◆ WORK TASK: Here you must reproduce each line of the data exactly.

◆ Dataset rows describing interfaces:
————————

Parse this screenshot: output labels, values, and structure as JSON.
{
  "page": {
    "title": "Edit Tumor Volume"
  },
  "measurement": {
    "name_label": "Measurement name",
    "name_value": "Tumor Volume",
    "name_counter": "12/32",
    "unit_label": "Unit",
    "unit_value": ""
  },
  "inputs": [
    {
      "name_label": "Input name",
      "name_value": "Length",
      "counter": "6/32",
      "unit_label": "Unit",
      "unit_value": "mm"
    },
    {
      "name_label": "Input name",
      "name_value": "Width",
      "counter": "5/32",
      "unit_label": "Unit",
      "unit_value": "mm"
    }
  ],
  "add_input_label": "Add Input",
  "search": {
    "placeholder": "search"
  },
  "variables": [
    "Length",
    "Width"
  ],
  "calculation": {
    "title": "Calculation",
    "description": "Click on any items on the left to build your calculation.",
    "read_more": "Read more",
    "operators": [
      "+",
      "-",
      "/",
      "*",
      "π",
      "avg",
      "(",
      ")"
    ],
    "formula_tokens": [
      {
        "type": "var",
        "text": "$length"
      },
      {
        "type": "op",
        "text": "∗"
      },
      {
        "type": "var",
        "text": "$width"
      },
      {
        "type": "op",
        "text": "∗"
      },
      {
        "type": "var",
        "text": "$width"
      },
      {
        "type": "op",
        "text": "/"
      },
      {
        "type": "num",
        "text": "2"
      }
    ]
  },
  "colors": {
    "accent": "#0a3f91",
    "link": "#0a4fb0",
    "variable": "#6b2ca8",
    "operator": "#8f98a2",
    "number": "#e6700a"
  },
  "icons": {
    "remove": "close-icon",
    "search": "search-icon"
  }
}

————————

◆ FINAL ANSWER:
Parse this screenshot: output labels, values, and structure as JSON.
{
  "page": {
    "title": "Edit Tumor Volume"
  },
  "measurement": {
    "name_label": "Measurement name",
    "name_value": "Tumor Volume",
    "name_counter": "12/32",
    "unit_label": "Unit",
    "unit_value": ""
  },
  "inputs": [
    {
      "name_label": "Input name",
      "name_value": "Length",
      "counter": "6/32",
      "unit_label": "Unit",
      "unit_value": "mm"
    },
    {
      "name_label": "Input name",
      "name_value": "Width",
      "counter": "5/32",
      "unit_label": "Unit",
      "unit_value": "mm"
    }
  ],
  "add_input_label": "Add Input",
  "search": {
    "placeholder": "search"
  },
  "variables": [
    "Length",
    "Width"
  ],
  "calculation": {
    "title": "Calculation",
    "description": "Click on any items on the left to build your calculation.",
    "read_more": "Read more",
    "operators": [
      "+",
      "-",
      "/",
      "*",
      "π",
      "avg",
      "(",
      ")"
    ],
    "formula_tokens": [
      {
        "type": "var",
        "text": "$length"
      },
      {
        "type": "op",
        "text": "∗"
      },
      {
        "type": "var",
        "text": "$width"
      },
      {
        "type": "op",
        "text": "∗"
      },
      {
        "type": "var",
        "text": "$width"
      },
      {
        "type": "op",
        "text": "/"
      },
      {
        "type": "num",
        "text": "2"
      }
    ]
  },
  "colors": {
    "accent": "#0a3f91",
    "link": "#0a4fb0",
    "variable": "#6b2ca8",
    "operator": "#8f98a2",
    "number": "#e6700a"
  },
  "icons": {
    "remove": "close-icon",
    "search": "search-icon"
  }
}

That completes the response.